+++ Source records +++
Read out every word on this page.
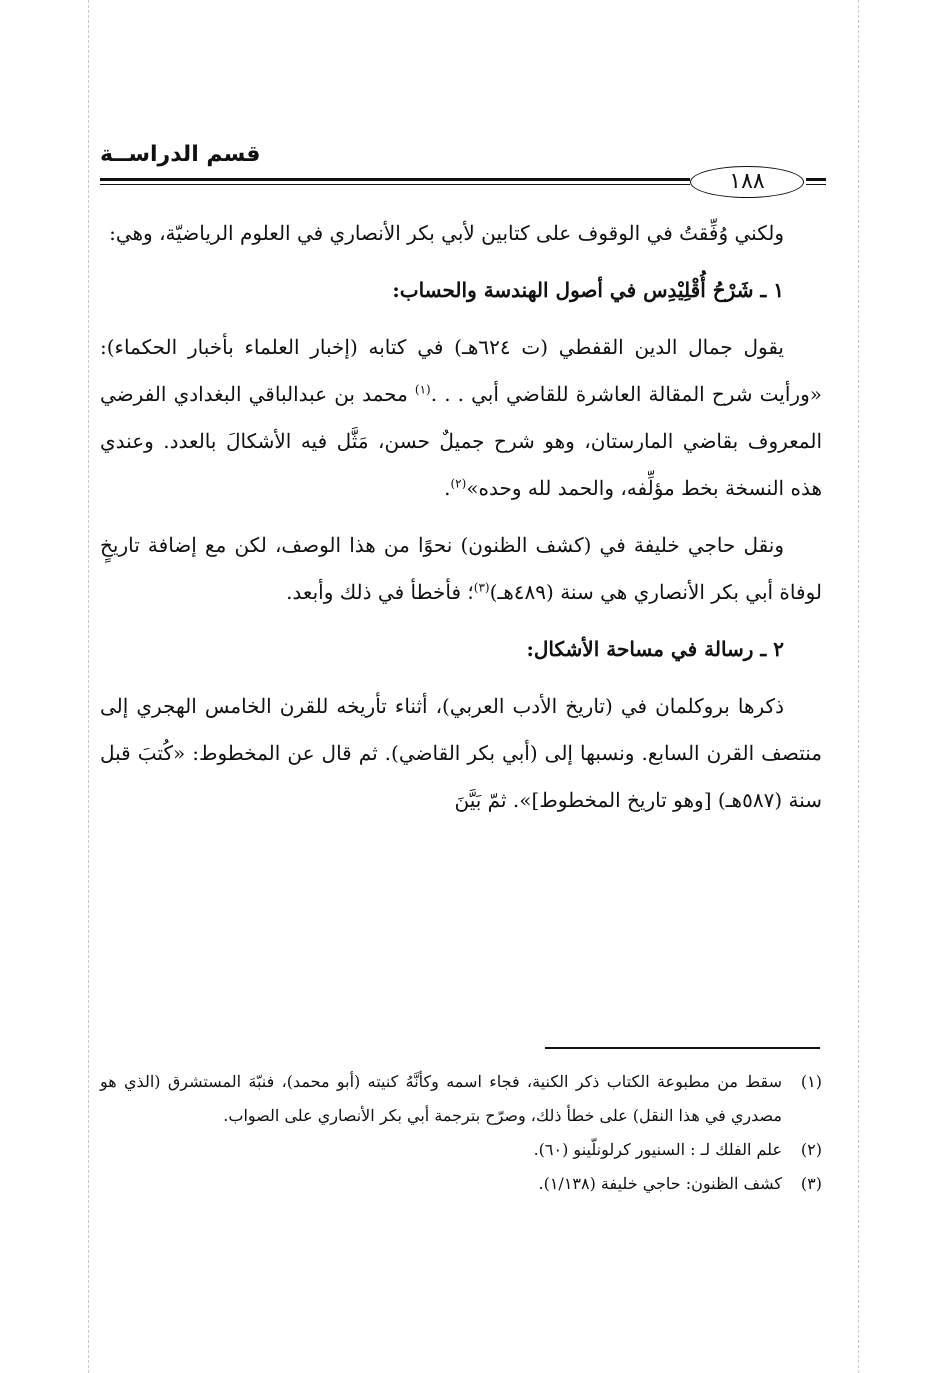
قسم الدراســة
١٨٨

ولكني وُفِّقتُ في الوقوف على كتابين لأبي بكر الأنصاري في العلوم الرياضيّة، وهي:

١ ـ شَرْحُ أُقْلِيْدِس في أصول الهندسة والحساب:

يقول جمال الدين القفطي (ت ٦٢٤هـ) في كتابه (إخبار العلماء بأخبار الحكماء): «ورأيت شرح المقالة العاشرة للقاضي أبي . . .$^{(١)}$ محمد بن عبدالباقي البغدادي الفرضي المعروف بقاضي المارستان، وهو شرح جميلٌ حسن، مَثَّل فيه الأشكالَ بالعدد. وعندي هذه النسخة بخط مؤلِّفه، والحمد لله وحده»$^{(٢)}$.

ونقل حاجي خليفة في (كشف الظنون) نحوًا من هذا الوصف، لكن مع إضافة تاريخٍ لوفاة أبي بكر الأنصاري هي سنة (٤٨٩هـ)$^{(٣)}$؛ فأخطأ في ذلك وأبعد.

٢ ـ رسالة في مساحة الأشكال:

ذكرها بروكلمان في (تاريخ الأدب العربي)، أثناء تأريخه للقرن الخامس الهجري إلى منتصف القرن السابع. ونسبها إلى (أبي بكر القاضي). ثم قال عن المخطوط: «كُتبَ قبل سنة (٥٨٧هـ) [وهو تاريخ المخطوط]». ثمّ بَيَّنَ

(١)
سقط من مطبوعة الكتاب ذكر الكنية، فجاء اسمه وكأنَّهُ كنيته (أبو محمد)، فنبّهَ المستشرق (الذي هو مصدري في هذا النقل) على خطأ ذلك، وصرّح بترجمة أبي بكر الأنصاري على الصواب.
(٢)
علم الفلك لـ : السنيور كرلونلّينو (٦٠).
(٣)
كشف الظنون: حاجي خليفة (١/١٣٨).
+++
#### What the exercise asks:
Using the listing above, return all lines where the word "الأشكال" occurs.

#### Result of this task:
يقول جمال الدين القفطي (ت ٦٢٤هـ) في كتابه (إخبار العلماء بأخبار الحكماء): «ورأيت شرح المقالة العاشرة للقاضي أبي . . .$^{(١)}$ محمد بن عبدالباقي البغدادي الفرضي المعروف بقاضي المارستان، وهو شرح جميلٌ حسن، مَثَّل فيه الأشكالَ بالعدد. وعندي هذه النسخة بخط مؤلِّفه، والحمد لله وحده»$^{(٢)}$.
٢ ـ رسالة في مساحة الأشكال:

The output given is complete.